**** Provided records

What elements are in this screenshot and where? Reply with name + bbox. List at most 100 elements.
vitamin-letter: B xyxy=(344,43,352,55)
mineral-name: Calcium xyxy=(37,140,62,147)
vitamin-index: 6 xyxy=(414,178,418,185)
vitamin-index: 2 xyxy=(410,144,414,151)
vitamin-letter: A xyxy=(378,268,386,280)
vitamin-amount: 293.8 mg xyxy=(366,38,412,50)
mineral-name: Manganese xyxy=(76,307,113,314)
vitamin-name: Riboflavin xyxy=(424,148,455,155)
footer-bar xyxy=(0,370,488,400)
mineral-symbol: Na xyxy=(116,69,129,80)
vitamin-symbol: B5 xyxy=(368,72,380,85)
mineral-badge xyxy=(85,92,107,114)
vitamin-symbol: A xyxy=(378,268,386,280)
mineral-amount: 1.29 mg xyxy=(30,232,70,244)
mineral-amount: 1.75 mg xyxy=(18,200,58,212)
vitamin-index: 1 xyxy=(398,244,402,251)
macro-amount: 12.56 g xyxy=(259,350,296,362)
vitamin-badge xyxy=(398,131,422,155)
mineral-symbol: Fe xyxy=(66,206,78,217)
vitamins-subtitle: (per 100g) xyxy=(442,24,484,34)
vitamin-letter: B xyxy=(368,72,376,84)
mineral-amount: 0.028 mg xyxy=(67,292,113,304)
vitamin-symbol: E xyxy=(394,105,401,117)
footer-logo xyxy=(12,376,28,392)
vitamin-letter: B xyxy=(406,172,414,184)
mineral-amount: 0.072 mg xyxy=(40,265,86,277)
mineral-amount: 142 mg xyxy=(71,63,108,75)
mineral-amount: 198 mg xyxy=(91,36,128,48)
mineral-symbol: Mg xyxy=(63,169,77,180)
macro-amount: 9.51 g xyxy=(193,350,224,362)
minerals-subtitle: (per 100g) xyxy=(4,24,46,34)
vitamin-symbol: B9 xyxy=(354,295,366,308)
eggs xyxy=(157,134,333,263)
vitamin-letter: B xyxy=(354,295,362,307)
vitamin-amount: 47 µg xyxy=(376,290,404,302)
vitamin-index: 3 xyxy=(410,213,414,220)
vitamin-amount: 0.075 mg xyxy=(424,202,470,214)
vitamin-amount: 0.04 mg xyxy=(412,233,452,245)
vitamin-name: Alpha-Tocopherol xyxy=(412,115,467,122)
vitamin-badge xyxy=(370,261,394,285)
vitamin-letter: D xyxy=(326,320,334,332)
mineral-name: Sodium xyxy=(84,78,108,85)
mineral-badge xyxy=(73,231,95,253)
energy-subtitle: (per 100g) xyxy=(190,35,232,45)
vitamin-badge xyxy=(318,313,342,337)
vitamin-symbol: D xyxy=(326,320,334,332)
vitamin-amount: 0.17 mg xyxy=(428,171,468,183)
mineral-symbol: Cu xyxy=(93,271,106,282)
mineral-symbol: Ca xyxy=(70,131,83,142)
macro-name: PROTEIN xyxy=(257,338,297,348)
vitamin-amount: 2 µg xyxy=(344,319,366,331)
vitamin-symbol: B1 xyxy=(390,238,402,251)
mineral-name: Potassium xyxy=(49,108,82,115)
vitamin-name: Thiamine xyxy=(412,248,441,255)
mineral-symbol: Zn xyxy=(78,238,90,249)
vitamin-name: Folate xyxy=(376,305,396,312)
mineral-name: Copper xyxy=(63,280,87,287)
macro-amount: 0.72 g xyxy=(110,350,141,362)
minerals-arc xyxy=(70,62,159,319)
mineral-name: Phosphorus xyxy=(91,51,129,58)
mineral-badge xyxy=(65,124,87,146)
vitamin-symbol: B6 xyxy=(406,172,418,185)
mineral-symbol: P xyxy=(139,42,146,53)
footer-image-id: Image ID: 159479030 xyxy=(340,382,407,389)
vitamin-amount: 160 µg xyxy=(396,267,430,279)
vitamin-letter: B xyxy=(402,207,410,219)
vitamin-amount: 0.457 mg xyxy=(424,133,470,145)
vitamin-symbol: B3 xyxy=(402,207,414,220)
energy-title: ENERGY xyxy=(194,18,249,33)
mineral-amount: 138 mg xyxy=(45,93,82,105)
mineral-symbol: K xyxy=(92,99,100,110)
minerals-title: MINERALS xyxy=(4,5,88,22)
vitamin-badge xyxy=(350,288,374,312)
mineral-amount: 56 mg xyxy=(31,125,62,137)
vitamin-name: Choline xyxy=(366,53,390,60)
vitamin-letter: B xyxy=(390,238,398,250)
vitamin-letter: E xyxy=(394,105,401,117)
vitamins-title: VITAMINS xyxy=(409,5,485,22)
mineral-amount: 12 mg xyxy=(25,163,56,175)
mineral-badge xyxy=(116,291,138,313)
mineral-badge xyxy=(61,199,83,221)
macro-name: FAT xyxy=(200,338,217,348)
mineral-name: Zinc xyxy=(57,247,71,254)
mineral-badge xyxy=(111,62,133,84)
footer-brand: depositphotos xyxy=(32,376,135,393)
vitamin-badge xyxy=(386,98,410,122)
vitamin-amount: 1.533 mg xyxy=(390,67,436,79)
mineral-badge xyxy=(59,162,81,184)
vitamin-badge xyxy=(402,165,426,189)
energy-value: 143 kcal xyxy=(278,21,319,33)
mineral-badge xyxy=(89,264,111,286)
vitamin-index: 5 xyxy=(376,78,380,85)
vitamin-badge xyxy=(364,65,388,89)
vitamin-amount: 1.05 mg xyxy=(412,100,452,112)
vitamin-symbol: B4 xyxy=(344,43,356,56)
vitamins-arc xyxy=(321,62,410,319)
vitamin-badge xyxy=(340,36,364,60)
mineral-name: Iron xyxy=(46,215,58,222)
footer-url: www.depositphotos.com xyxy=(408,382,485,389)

********

[Your task] Retype all of the data shown above, word for word.

[Output of the exercise]
What elements are in this screenshot and where? Reply with name + bbox. List at most 100 elements.
vitamin-letter: B xyxy=(344,43,352,55)
mineral-name: Calcium xyxy=(37,140,62,147)
vitamin-index: 6 xyxy=(414,178,418,185)
vitamin-index: 2 xyxy=(410,144,414,151)
vitamin-letter: A xyxy=(378,268,386,280)
vitamin-amount: 293.8 mg xyxy=(366,38,412,50)
mineral-name: Manganese xyxy=(76,307,113,314)
vitamin-name: Riboflavin xyxy=(424,148,455,155)
footer-bar xyxy=(0,370,488,400)
mineral-symbol: Na xyxy=(116,69,129,80)
vitamin-symbol: B5 xyxy=(368,72,380,85)
mineral-badge xyxy=(85,92,107,114)
vitamin-symbol: A xyxy=(378,268,386,280)
mineral-amount: 1.29 mg xyxy=(30,232,70,244)
mineral-amount: 1.75 mg xyxy=(18,200,58,212)
vitamin-index: 1 xyxy=(398,244,402,251)
macro-amount: 12.56 g xyxy=(259,350,296,362)
vitamin-badge xyxy=(398,131,422,155)
mineral-symbol: Fe xyxy=(66,206,78,217)
vitamins-subtitle: (per 100g) xyxy=(442,24,484,34)
vitamin-letter: B xyxy=(368,72,376,84)
mineral-amount: 0.028 mg xyxy=(67,292,113,304)
vitamin-symbol: E xyxy=(394,105,401,117)
footer-logo xyxy=(12,376,28,392)
vitamin-letter: B xyxy=(406,172,414,184)
mineral-amount: 0.072 mg xyxy=(40,265,86,277)
mineral-amount: 142 mg xyxy=(71,63,108,75)
mineral-amount: 198 mg xyxy=(91,36,128,48)
mineral-symbol: Mg xyxy=(63,169,77,180)
macro-amount: 9.51 g xyxy=(193,350,224,362)
minerals-subtitle: (per 100g) xyxy=(4,24,46,34)
vitamin-symbol: B9 xyxy=(354,295,366,308)
eggs xyxy=(157,134,333,263)
vitamin-letter: B xyxy=(354,295,362,307)
vitamin-amount: 47 µg xyxy=(376,290,404,302)
vitamin-index: 3 xyxy=(410,213,414,220)
vitamin-amount: 0.075 mg xyxy=(424,202,470,214)
vitamin-amount: 0.04 mg xyxy=(412,233,452,245)
vitamin-name: Alpha-Tocopherol xyxy=(412,115,467,122)
vitamin-badge xyxy=(370,261,394,285)
vitamin-letter: D xyxy=(326,320,334,332)
mineral-name: Sodium xyxy=(84,78,108,85)
mineral-badge xyxy=(73,231,95,253)
energy-subtitle: (per 100g) xyxy=(190,35,232,45)
vitamin-badge xyxy=(318,313,342,337)
vitamin-symbol: D xyxy=(326,320,334,332)
vitamin-amount: 0.17 mg xyxy=(428,171,468,183)
mineral-symbol: Cu xyxy=(93,271,106,282)
mineral-symbol: Ca xyxy=(70,131,83,142)
macro-name: PROTEIN xyxy=(257,338,297,348)
vitamin-amount: 2 µg xyxy=(344,319,366,331)
vitamin-symbol: B1 xyxy=(390,238,402,251)
mineral-name: Potassium xyxy=(49,108,82,115)
vitamin-name: Thiamine xyxy=(412,248,441,255)
mineral-symbol: Zn xyxy=(78,238,90,249)
vitamin-name: Folate xyxy=(376,305,396,312)
mineral-name: Copper xyxy=(63,280,87,287)
macro-amount: 0.72 g xyxy=(110,350,141,362)
minerals-arc xyxy=(70,62,159,319)
mineral-name: Phosphorus xyxy=(91,51,129,58)
mineral-badge xyxy=(65,124,87,146)
vitamin-symbol: B6 xyxy=(406,172,418,185)
mineral-symbol: P xyxy=(139,42,146,53)
footer-image-id: Image ID: 159479030 xyxy=(340,382,407,389)
vitamin-amount: 160 µg xyxy=(396,267,430,279)
vitamin-letter: B xyxy=(402,207,410,219)
vitamin-amount: 0.457 mg xyxy=(424,133,470,145)
vitamin-symbol: B3 xyxy=(402,207,414,220)
energy-title: ENERGY xyxy=(194,18,249,33)
mineral-amount: 138 mg xyxy=(45,93,82,105)
mineral-symbol: K xyxy=(92,99,100,110)
minerals-title: MINERALS xyxy=(4,5,88,22)
vitamin-badge xyxy=(350,288,374,312)
mineral-amount: 56 mg xyxy=(31,125,62,137)
vitamin-name: Choline xyxy=(366,53,390,60)
vitamin-letter: B xyxy=(390,238,398,250)
vitamin-letter: E xyxy=(394,105,401,117)
vitamins-title: VITAMINS xyxy=(409,5,485,22)
mineral-amount: 12 mg xyxy=(25,163,56,175)
mineral-badge xyxy=(116,291,138,313)
mineral-badge xyxy=(61,199,83,221)
macro-name: FAT xyxy=(200,338,217,348)
mineral-name: Zinc xyxy=(57,247,71,254)
mineral-badge xyxy=(111,62,133,84)
footer-brand: depositphotos xyxy=(32,376,135,393)
vitamin-badge xyxy=(386,98,410,122)
vitamin-amount: 1.533 mg xyxy=(390,67,436,79)
mineral-badge xyxy=(59,162,81,184)
vitamin-badge xyxy=(402,165,426,189)
energy-value: 143 kcal xyxy=(278,21,319,33)
mineral-badge xyxy=(89,264,111,286)
vitamin-index: 5 xyxy=(376,78,380,85)
vitamin-badge xyxy=(364,65,388,89)
vitamin-amount: 1.05 mg xyxy=(412,100,452,112)
vitamin-symbol: B4 xyxy=(344,43,356,56)
vitamins-arc xyxy=(321,62,410,319)
vitamin-badge xyxy=(340,36,364,60)
mineral-name: Iron xyxy=(46,215,58,222)
footer-url: www.depositphotos.com xyxy=(408,382,485,389)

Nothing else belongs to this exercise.